__EXERCISE INSTRUCTIONS__: How many of the lines that follow contain the word "values"? Give only the number.

__RECORD LIST__:
____________

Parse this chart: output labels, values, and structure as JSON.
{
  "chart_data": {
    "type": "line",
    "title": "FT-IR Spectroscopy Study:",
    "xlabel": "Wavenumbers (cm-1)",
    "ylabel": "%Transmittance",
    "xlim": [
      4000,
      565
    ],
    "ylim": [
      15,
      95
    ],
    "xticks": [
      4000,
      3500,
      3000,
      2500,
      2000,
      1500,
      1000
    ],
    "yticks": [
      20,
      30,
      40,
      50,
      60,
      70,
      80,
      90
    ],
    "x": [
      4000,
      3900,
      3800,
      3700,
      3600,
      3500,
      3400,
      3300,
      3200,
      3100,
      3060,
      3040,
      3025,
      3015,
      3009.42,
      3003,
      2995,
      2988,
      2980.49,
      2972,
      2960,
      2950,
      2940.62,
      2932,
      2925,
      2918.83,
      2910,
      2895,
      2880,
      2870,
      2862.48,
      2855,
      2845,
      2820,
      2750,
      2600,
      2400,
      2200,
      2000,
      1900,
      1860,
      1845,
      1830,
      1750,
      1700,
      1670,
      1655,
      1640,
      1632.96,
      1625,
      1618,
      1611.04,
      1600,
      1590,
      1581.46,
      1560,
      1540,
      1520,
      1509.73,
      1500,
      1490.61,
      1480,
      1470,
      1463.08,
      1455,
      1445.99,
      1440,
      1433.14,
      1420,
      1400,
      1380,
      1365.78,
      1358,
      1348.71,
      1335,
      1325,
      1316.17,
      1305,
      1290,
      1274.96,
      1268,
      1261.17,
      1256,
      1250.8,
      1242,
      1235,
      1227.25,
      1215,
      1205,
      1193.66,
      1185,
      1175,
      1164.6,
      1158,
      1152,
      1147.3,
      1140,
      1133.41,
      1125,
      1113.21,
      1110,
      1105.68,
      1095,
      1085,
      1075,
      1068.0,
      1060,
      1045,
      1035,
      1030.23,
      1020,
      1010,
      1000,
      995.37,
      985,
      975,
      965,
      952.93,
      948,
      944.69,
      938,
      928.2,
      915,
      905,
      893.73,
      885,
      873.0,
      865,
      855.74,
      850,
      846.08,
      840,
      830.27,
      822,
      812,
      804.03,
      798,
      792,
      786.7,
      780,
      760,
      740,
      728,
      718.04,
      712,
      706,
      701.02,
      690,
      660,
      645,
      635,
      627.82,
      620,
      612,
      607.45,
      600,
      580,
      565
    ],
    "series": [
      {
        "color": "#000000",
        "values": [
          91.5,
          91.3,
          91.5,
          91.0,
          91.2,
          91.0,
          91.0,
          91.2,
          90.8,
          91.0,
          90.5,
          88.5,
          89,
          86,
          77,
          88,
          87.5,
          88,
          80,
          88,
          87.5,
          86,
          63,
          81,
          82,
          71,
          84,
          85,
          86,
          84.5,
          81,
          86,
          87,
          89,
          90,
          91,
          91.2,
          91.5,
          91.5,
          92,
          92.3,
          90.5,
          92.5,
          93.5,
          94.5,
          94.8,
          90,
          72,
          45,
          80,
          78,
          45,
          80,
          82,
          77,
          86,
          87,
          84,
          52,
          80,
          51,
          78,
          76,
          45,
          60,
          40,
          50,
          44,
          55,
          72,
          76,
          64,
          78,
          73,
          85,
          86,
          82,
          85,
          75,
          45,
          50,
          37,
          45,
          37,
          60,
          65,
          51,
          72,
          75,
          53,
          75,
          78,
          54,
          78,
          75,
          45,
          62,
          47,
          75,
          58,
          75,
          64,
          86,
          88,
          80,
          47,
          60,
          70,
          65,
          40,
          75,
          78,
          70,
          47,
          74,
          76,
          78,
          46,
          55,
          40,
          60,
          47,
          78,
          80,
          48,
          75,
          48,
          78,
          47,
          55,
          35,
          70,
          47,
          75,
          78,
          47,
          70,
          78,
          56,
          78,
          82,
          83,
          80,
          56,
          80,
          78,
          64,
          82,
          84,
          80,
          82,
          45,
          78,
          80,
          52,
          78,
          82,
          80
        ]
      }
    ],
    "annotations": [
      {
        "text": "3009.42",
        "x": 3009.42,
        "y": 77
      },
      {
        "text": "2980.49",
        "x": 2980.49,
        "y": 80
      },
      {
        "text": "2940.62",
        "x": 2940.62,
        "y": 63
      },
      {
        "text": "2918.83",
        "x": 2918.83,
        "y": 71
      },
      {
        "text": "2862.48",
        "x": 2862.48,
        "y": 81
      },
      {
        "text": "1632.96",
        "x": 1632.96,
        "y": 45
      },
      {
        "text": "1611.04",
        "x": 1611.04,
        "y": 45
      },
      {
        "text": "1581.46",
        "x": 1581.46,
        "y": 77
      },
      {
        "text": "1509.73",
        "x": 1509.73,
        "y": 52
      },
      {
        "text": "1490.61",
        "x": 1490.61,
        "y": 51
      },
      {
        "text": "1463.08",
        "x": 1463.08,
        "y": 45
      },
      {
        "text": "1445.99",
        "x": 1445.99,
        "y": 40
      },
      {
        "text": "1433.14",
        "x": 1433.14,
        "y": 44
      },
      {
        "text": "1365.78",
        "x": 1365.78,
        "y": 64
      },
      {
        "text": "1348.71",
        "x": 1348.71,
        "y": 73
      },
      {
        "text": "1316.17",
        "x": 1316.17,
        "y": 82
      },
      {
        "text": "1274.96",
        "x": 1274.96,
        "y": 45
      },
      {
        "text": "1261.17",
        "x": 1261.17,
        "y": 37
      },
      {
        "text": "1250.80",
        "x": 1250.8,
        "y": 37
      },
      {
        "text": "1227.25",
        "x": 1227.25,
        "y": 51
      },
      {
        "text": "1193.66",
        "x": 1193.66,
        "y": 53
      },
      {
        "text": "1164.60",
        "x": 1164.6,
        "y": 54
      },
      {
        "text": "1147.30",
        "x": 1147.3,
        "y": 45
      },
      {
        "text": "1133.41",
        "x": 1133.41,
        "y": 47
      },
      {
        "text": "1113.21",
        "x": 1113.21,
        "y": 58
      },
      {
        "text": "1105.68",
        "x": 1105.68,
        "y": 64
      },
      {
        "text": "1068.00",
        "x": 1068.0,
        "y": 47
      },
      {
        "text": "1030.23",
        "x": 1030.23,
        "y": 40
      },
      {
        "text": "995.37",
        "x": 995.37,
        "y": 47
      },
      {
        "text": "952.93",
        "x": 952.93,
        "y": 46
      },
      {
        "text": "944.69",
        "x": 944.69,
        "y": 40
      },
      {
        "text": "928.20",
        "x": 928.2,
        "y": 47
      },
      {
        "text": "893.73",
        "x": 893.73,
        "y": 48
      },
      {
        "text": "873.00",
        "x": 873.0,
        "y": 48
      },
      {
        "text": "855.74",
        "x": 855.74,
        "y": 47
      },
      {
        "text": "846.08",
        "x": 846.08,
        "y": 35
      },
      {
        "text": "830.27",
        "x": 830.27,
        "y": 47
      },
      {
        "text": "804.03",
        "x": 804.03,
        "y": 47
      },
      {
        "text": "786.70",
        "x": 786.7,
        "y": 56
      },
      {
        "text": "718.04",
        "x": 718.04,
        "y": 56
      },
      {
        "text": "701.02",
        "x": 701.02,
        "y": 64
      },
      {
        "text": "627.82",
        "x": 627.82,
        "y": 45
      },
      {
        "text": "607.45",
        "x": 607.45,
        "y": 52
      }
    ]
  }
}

____________

__EXPECTED ANSWER__: 2